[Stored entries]
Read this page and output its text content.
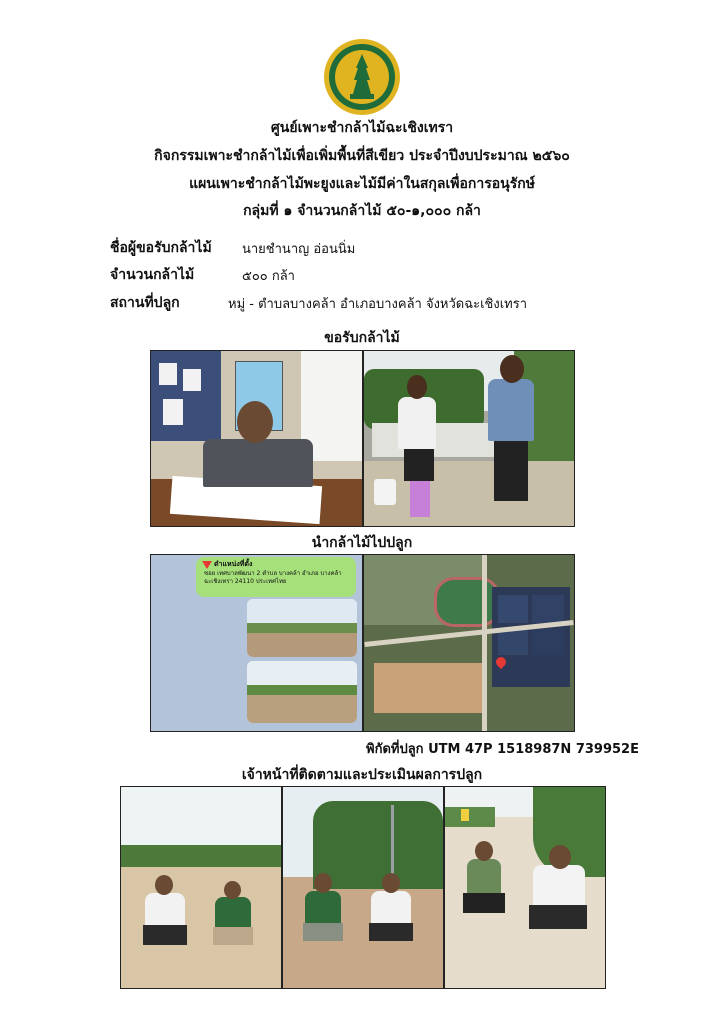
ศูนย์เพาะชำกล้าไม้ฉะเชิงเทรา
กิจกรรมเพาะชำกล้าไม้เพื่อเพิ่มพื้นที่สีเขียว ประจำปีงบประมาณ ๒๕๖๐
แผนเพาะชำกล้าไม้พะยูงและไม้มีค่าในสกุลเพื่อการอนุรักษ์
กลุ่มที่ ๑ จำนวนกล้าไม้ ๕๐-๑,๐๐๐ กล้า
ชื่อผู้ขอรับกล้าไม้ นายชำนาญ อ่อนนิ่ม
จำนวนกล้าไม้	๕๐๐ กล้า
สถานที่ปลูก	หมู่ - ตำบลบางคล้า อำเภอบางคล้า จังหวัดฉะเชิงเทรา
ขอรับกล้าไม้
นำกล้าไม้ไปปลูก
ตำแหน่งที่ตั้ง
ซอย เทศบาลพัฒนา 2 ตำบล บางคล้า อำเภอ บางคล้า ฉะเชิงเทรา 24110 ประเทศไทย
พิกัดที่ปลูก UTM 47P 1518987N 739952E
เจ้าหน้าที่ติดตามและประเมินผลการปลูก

● Given request:
Leave out the pictures and give the listing above again exactly.

● Finished answer:
Read this page and output its text content.
ศูนย์เพาะชำกล้าไม้ฉะเชิงเทรา
กิจกรรมเพาะชำกล้าไม้เพื่อเพิ่มพื้นที่สีเขียว ประจำปีงบประมาณ ๒๕๖๐
แผนเพาะชำกล้าไม้พะยูงและไม้มีค่าในสกุลเพื่อการอนุรักษ์
กลุ่มที่ ๑ จำนวนกล้าไม้ ๕๐-๑,๐๐๐ กล้า
ชื่อผู้ขอรับกล้าไม้ นายชำนาญ อ่อนนิ่ม
จำนวนกล้าไม้	๕๐๐ กล้า
สถานที่ปลูก	หมู่ - ตำบลบางคล้า อำเภอบางคล้า จังหวัดฉะเชิงเทรา
ขอรับกล้าไม้
นำกล้าไม้ไปปลูก
ตำแหน่งที่ตั้ง
ซอย เทศบาลพัฒนา 2 ตำบล บางคล้า อำเภอ บางคล้า ฉะเชิงเทรา 24110 ประเทศไทย
พิกัดที่ปลูก UTM 47P 1518987N 739952E
เจ้าหน้าที่ติดตามและประเมินผลการปลูก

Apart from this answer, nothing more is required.